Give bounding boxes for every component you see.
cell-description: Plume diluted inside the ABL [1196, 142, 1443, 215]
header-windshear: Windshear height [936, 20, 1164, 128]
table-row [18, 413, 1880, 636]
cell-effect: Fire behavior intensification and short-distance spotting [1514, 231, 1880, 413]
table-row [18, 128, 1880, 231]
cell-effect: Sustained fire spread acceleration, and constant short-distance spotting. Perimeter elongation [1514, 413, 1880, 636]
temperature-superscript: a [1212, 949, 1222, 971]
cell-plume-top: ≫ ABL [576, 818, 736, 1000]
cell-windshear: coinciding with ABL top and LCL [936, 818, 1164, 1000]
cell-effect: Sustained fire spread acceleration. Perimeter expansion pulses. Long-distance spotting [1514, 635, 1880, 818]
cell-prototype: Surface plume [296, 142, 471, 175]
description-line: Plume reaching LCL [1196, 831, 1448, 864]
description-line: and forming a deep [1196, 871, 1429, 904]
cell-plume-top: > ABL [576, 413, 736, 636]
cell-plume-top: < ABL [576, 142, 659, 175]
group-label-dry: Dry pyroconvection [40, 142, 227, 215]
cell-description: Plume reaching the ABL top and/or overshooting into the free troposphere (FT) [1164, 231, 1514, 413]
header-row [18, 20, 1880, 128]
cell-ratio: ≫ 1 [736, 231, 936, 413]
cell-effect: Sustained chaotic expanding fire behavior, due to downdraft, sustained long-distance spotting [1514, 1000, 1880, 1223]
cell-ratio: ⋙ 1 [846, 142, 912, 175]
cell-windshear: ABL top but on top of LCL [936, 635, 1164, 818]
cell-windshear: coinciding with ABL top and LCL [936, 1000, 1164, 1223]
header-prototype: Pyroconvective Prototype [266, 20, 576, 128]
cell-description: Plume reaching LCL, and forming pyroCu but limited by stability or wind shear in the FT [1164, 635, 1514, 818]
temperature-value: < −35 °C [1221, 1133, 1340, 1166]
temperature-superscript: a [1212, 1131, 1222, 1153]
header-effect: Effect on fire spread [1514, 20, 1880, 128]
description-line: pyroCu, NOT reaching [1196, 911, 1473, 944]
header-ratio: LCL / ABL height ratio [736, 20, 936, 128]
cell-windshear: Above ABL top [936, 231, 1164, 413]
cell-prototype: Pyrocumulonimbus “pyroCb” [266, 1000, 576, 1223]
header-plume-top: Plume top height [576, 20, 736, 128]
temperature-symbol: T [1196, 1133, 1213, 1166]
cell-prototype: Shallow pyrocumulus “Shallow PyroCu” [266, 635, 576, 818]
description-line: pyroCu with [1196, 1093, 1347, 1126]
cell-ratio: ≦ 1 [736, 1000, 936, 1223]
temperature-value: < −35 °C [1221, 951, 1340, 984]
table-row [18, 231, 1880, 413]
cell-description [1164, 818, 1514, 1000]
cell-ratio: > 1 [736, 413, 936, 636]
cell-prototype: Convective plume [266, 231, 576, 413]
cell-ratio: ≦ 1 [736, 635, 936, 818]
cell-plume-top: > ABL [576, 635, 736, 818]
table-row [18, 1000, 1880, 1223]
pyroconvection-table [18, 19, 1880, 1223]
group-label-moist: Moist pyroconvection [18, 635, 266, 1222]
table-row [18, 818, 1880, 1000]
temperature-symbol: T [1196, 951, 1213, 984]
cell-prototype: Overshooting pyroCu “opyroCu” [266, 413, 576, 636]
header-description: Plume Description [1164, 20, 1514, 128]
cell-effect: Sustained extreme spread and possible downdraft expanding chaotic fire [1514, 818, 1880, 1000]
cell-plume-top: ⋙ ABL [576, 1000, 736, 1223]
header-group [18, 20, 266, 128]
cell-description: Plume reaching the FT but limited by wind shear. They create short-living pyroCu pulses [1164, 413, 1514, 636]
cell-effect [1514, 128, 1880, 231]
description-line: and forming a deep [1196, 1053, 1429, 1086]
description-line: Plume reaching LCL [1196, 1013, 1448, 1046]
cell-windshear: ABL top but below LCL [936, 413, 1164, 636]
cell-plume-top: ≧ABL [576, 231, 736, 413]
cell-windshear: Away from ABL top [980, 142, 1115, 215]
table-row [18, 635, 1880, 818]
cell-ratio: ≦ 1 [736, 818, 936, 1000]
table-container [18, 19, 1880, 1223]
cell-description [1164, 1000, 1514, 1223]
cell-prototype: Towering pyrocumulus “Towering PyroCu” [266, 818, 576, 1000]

▸ GIVEN PROBLEM: Rewrite the items above, swapping every "spotting" for "spot fires" and leaving everything else as it is.

▸ EXERCISE RESULT:
Give bounding boxes for every component you see.
cell-description: Plume diluted inside the ABL [1196, 142, 1443, 215]
header-windshear: Windshear height [936, 20, 1164, 128]
table-row [18, 413, 1880, 636]
cell-effect: Fire behavior intensification and short-distance spot fires [1514, 231, 1880, 413]
table-row [18, 128, 1880, 231]
cell-effect: Sustained fire spread acceleration, and constant short-distance spot fires. Perimeter elongation [1514, 413, 1880, 636]
temperature-superscript: a [1212, 949, 1222, 971]
cell-plume-top: ≫ ABL [576, 818, 736, 1000]
cell-windshear: coinciding with ABL top and LCL [936, 818, 1164, 1000]
cell-effect: Sustained fire spread acceleration. Perimeter expansion pulses. Long-distance spot fires [1514, 635, 1880, 818]
cell-prototype: Surface plume [296, 142, 471, 175]
description-line: Plume reaching LCL [1196, 831, 1448, 864]
description-line: and forming a deep [1196, 871, 1429, 904]
cell-plume-top: > ABL [576, 413, 736, 636]
cell-plume-top: < ABL [576, 142, 659, 175]
group-label-dry: Dry pyroconvection [40, 142, 227, 215]
cell-description: Plume reaching the ABL top and/or overshooting into the free troposphere (FT) [1164, 231, 1514, 413]
header-row [18, 20, 1880, 128]
cell-ratio: ≫ 1 [736, 231, 936, 413]
cell-effect: Sustained chaotic expanding fire behavior, due to downdraft, sustained long-distance spot fires [1514, 1000, 1880, 1223]
cell-ratio: ⋙ 1 [846, 142, 912, 175]
cell-windshear: ABL top but on top of LCL [936, 635, 1164, 818]
cell-windshear: coinciding with ABL top and LCL [936, 1000, 1164, 1223]
header-prototype: Pyroconvective Prototype [266, 20, 576, 128]
cell-description: Plume reaching LCL, and forming pyroCu but limited by stability or wind shear in the FT [1164, 635, 1514, 818]
temperature-value: < −35 °C [1221, 1133, 1340, 1166]
temperature-superscript: a [1212, 1131, 1222, 1153]
header-effect: Effect on fire spread [1514, 20, 1880, 128]
description-line: pyroCu, NOT reaching [1196, 911, 1473, 944]
header-ratio: LCL / ABL height ratio [736, 20, 936, 128]
cell-windshear: Above ABL top [936, 231, 1164, 413]
cell-prototype: Pyrocumulonimbus “pyroCb” [266, 1000, 576, 1223]
header-plume-top: Plume top height [576, 20, 736, 128]
temperature-symbol: T [1196, 1133, 1213, 1166]
cell-prototype: Shallow pyrocumulus “Shallow PyroCu” [266, 635, 576, 818]
description-line: pyroCu with [1196, 1093, 1347, 1126]
cell-ratio: ≦ 1 [736, 1000, 936, 1223]
temperature-value: < −35 °C [1221, 951, 1340, 984]
table-row [18, 231, 1880, 413]
cell-description [1164, 818, 1514, 1000]
cell-ratio: > 1 [736, 413, 936, 636]
cell-prototype: Convective plume [266, 231, 576, 413]
cell-ratio: ≦ 1 [736, 635, 936, 818]
cell-plume-top: > ABL [576, 635, 736, 818]
table-row [18, 1000, 1880, 1223]
pyroconvection-table [18, 19, 1880, 1223]
group-label-moist: Moist pyroconvection [18, 635, 266, 1222]
table-row [18, 818, 1880, 1000]
temperature-symbol: T [1196, 951, 1213, 984]
cell-prototype: Overshooting pyroCu “opyroCu” [266, 413, 576, 636]
header-description: Plume Description [1164, 20, 1514, 128]
cell-effect: Sustained extreme spread and possible downdraft expanding chaotic fire [1514, 818, 1880, 1000]
cell-plume-top: ⋙ ABL [576, 1000, 736, 1223]
header-group [18, 20, 266, 128]
cell-description: Plume reaching the FT but limited by wind shear. They create short-living pyroCu pulses [1164, 413, 1514, 636]
cell-effect [1514, 128, 1880, 231]
description-line: and forming a deep [1196, 1053, 1429, 1086]
description-line: Plume reaching LCL [1196, 1013, 1448, 1046]
cell-windshear: ABL top but below LCL [936, 413, 1164, 636]
cell-plume-top: ≧ABL [576, 231, 736, 413]
cell-windshear: Away from ABL top [980, 142, 1115, 215]
table-row [18, 635, 1880, 818]
cell-ratio: ≦ 1 [736, 818, 936, 1000]
table-container [18, 19, 1880, 1223]
cell-description [1164, 1000, 1514, 1223]
cell-prototype: Towering pyrocumulus “Towering PyroCu” [266, 818, 576, 1000]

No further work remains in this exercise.